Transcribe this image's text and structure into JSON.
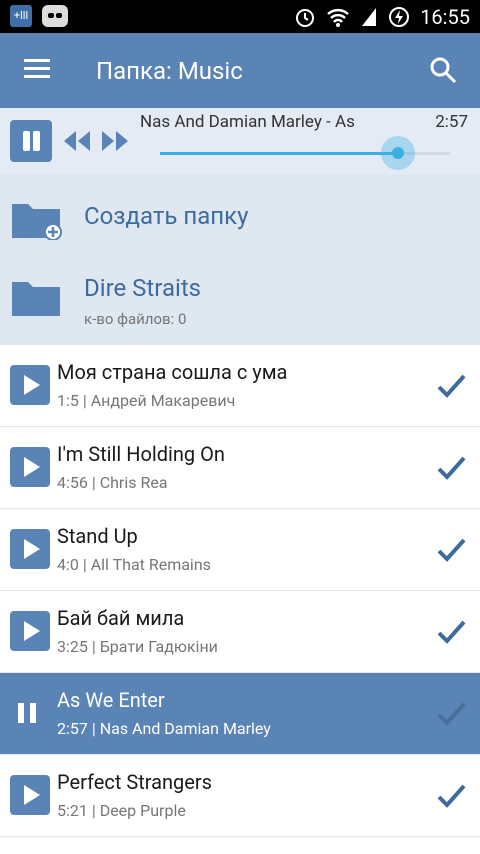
{
  "status_bar": {
    "time": "16:55",
    "left_icon_text": "+lll"
  },
  "app_bar": {
    "title": "Папка: Music"
  },
  "player": {
    "now_playing": "Nas And Damian Marley - As",
    "time": "2:57",
    "progress": 0.82
  },
  "folders": [
    {
      "label": "Создать папку",
      "sub": ""
    },
    {
      "label": "Dire Straits",
      "sub": "к-во файлов: 0"
    }
  ],
  "tracks": [
    {
      "title": "Моя страна сошла с ума",
      "meta": "1:5 | Андрей Макаревич",
      "active": false
    },
    {
      "title": "I'm Still Holding On",
      "meta": "4:56 | Chris Rea",
      "active": false
    },
    {
      "title": "Stand Up",
      "meta": "4:0 | All That Remains",
      "active": false
    },
    {
      "title": "Бай бай мила",
      "meta": "3:25 | Брати Гадюкіни",
      "active": false
    },
    {
      "title": "As We Enter",
      "meta": "2:57 | Nas And Damian Marley",
      "active": true
    },
    {
      "title": "Perfect Strangers",
      "meta": "5:21 | Deep Purple",
      "active": false
    }
  ],
  "colors": {
    "accent": "#5a84b5",
    "progress": "#3ab0e2",
    "folder_bg": "#dfe7f1"
  }
}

◆ Problem statement ◆
The records above must be transcribed exactly. Pictures are left out of the copy.

◆ Solution ◆
Transcribe this image's text and structure into JSON.
{
  "status_bar": {
    "time": "16:55",
    "left_icon_text": "+lll"
  },
  "app_bar": {
    "title": "Папка: Music"
  },
  "player": {
    "now_playing": "Nas And Damian Marley - As",
    "time": "2:57",
    "progress": 0.82
  },
  "folders": [
    {
      "label": "Создать папку",
      "sub": ""
    },
    {
      "label": "Dire Straits",
      "sub": "к-во файлов: 0"
    }
  ],
  "tracks": [
    {
      "title": "Моя страна сошла с ума",
      "meta": "1:5 | Андрей Макаревич",
      "active": false
    },
    {
      "title": "I'm Still Holding On",
      "meta": "4:56 | Chris Rea",
      "active": false
    },
    {
      "title": "Stand Up",
      "meta": "4:0 | All That Remains",
      "active": false
    },
    {
      "title": "Бай бай мила",
      "meta": "3:25 | Брати Гадюкіни",
      "active": false
    },
    {
      "title": "As We Enter",
      "meta": "2:57 | Nas And Damian Marley",
      "active": true
    },
    {
      "title": "Perfect Strangers",
      "meta": "5:21 | Deep Purple",
      "active": false
    }
  ],
  "colors": {
    "accent": "#5a84b5",
    "progress": "#3ab0e2",
    "folder_bg": "#dfe7f1"
  }
}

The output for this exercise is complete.